<<<<

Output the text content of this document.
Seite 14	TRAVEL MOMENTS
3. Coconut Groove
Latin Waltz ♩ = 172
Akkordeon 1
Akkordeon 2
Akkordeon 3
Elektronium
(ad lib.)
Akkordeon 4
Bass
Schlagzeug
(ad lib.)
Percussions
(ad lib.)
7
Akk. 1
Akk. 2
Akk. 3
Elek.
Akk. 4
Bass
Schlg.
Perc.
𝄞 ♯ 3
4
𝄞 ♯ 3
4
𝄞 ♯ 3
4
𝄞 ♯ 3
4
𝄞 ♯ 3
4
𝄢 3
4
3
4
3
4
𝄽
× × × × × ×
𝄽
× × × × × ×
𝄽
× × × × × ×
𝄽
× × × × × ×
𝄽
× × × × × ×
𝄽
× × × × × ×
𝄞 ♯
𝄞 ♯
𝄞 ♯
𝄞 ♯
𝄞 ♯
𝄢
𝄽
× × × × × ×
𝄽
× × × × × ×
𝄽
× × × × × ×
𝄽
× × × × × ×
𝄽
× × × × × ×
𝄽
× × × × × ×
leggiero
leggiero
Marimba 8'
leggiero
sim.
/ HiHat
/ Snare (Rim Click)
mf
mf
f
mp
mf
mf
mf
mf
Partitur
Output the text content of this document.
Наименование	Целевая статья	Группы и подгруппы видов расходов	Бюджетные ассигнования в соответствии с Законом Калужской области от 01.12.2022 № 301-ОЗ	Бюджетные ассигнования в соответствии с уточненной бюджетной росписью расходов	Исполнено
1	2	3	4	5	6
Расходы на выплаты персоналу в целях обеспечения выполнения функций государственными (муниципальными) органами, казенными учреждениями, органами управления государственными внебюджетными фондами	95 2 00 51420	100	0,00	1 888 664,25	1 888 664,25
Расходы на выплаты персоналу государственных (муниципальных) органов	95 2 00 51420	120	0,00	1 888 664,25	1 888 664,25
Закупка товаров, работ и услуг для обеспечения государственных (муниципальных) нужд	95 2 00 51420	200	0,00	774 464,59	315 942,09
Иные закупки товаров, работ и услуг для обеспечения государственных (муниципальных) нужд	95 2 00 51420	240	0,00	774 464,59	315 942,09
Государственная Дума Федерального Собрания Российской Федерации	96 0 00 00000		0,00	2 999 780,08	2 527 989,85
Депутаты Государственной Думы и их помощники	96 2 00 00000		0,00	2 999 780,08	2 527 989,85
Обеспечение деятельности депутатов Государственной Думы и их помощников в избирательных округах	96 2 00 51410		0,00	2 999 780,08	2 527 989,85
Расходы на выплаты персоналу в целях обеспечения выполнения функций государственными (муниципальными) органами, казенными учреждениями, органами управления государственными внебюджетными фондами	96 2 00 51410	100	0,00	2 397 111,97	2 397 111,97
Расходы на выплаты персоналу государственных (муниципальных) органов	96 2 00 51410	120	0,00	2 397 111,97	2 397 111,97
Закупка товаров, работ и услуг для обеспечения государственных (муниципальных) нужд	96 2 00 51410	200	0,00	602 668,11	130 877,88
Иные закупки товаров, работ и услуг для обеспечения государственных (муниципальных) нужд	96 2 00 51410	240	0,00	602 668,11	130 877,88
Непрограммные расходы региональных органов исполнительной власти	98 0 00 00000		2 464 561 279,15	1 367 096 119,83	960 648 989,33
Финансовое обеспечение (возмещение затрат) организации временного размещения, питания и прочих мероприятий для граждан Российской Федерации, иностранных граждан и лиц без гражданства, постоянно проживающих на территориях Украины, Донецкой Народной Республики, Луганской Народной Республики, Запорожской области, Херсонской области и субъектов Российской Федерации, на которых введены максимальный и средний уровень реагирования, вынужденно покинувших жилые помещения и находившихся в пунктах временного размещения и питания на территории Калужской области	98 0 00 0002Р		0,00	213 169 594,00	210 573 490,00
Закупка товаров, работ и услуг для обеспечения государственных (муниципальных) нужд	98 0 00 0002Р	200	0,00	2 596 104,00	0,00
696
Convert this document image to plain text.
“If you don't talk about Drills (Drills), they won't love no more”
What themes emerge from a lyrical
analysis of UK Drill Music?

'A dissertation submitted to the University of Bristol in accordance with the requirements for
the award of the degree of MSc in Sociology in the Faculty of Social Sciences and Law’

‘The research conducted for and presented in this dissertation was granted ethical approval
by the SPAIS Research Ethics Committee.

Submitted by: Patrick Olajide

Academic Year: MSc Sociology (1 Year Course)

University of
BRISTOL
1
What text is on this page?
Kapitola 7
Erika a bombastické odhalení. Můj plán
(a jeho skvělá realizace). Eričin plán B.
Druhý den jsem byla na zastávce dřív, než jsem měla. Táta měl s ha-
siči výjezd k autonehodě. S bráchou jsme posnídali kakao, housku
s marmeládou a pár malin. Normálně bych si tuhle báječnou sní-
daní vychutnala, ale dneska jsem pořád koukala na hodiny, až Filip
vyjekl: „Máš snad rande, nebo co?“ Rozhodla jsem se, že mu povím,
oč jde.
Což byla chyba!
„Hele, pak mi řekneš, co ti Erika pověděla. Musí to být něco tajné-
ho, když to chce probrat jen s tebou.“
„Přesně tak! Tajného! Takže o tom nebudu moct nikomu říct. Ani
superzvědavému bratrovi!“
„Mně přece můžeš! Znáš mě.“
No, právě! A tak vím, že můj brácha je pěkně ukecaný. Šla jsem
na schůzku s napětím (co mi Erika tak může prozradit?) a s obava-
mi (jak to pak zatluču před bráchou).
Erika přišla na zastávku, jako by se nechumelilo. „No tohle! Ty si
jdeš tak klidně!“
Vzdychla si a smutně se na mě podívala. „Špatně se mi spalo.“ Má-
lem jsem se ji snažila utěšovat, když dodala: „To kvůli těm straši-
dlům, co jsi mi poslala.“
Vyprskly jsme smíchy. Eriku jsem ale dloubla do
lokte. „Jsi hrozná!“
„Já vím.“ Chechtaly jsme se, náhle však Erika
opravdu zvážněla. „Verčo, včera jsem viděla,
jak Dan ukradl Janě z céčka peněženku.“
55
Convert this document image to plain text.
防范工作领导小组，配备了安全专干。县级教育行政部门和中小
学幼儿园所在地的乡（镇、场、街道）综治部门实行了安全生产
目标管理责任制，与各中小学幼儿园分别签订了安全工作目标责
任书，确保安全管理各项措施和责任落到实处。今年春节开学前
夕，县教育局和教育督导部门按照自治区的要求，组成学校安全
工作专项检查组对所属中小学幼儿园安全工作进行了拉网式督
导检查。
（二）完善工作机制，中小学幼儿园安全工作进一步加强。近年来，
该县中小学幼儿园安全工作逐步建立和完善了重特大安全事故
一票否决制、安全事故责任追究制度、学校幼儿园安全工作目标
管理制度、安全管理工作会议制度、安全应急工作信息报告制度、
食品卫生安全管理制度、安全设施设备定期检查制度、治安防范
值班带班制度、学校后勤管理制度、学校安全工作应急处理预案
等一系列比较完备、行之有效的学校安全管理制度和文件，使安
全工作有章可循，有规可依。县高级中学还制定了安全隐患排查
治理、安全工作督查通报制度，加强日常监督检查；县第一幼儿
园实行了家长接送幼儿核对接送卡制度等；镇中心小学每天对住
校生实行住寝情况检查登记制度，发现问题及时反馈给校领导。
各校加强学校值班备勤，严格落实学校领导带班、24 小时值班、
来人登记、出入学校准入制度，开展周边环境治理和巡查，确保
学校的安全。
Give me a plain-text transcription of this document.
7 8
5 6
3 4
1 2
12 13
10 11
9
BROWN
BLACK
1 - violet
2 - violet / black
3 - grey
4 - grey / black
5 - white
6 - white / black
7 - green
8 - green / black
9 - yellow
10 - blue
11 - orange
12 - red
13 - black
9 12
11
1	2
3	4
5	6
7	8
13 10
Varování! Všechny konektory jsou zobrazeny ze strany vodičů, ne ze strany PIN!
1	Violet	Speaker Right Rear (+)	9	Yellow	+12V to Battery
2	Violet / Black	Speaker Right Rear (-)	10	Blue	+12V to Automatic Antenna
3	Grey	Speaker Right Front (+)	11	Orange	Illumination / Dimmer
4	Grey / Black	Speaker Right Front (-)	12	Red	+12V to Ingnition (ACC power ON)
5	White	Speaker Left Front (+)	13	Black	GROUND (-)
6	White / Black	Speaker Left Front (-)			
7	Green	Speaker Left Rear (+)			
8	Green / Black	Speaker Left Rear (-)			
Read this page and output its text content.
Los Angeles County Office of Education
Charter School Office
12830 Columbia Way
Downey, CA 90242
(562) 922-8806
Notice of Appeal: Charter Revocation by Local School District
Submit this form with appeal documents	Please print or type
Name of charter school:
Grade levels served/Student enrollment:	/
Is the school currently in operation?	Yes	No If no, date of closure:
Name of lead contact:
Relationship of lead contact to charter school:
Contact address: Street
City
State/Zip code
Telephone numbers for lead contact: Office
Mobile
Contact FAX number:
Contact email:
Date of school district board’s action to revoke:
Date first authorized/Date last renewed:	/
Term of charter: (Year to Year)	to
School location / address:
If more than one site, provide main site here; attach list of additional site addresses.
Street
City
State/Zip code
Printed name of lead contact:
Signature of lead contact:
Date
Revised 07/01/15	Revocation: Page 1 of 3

>>>>

■ **STATED GOAL**
How many lines in the listing contain "Думы"? Answer with the number alone.

■ **COMPLETE ANSWER**
2